Data for this exercise:
=-=-=-=-=
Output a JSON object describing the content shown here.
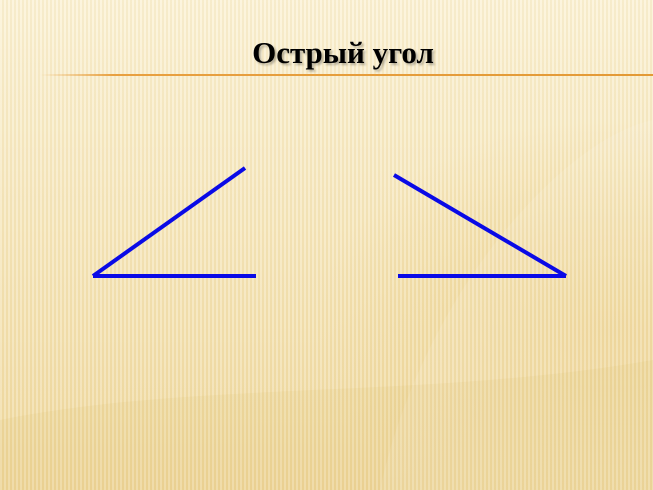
{
  "slide": {
    "title": "Острый угол"
  },
  "colors": {
    "line": "#0a0ae6",
    "rule": "#e39a36",
    "background": "#f6e7bd"
  },
  "figures": {
    "count": 2,
    "kind": "acute-angle"
  }
}
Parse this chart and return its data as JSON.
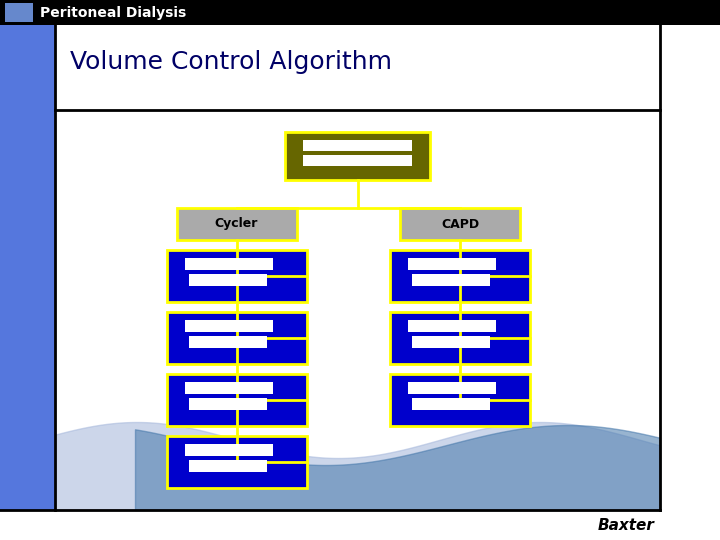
{
  "title_bar_bg": "#000000",
  "title_bar_text": "Peritoneal Dialysis",
  "title_bar_text_color": "#ffffff",
  "title_bar_accent_color": "#6688cc",
  "slide_title": "Volume Control Algorithm",
  "slide_title_color": "#000066",
  "slide_bg": "#ffffff",
  "left_bar_color": "#5577dd",
  "baxter_text": "Baxter",
  "baxter_color": "#000000",
  "yellow_border": "#ffff00",
  "olive_box_bg": "#666600",
  "gray_box_bg": "#aaaaaa",
  "blue_box_bg": "#0000cc",
  "white_rect": "#ffffff",
  "cycler_label": "Cycler",
  "capd_label": "CAPD"
}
=-=-=-=-=
Aim of the task: Repeat the preceding records precisely, and leave every picture out of the copy.

The output:
Output a JSON object describing the content shown here.
{
  "slide": {
    "title": "Острый угол"
  },
  "colors": {
    "line": "#0a0ae6",
    "rule": "#e39a36",
    "background": "#f6e7bd"
  },
  "figures": {
    "count": 2,
    "kind": "acute-angle"
  }
}
Parse this chart and return its data as JSON.
{
  "title_bar_bg": "#000000",
  "title_bar_text": "Peritoneal Dialysis",
  "title_bar_text_color": "#ffffff",
  "title_bar_accent_color": "#6688cc",
  "slide_title": "Volume Control Algorithm",
  "slide_title_color": "#000066",
  "slide_bg": "#ffffff",
  "left_bar_color": "#5577dd",
  "baxter_text": "Baxter",
  "baxter_color": "#000000",
  "yellow_border": "#ffff00",
  "olive_box_bg": "#666600",
  "gray_box_bg": "#aaaaaa",
  "blue_box_bg": "#0000cc",
  "white_rect": "#ffffff",
  "cycler_label": "Cycler",
  "capd_label": "CAPD"
}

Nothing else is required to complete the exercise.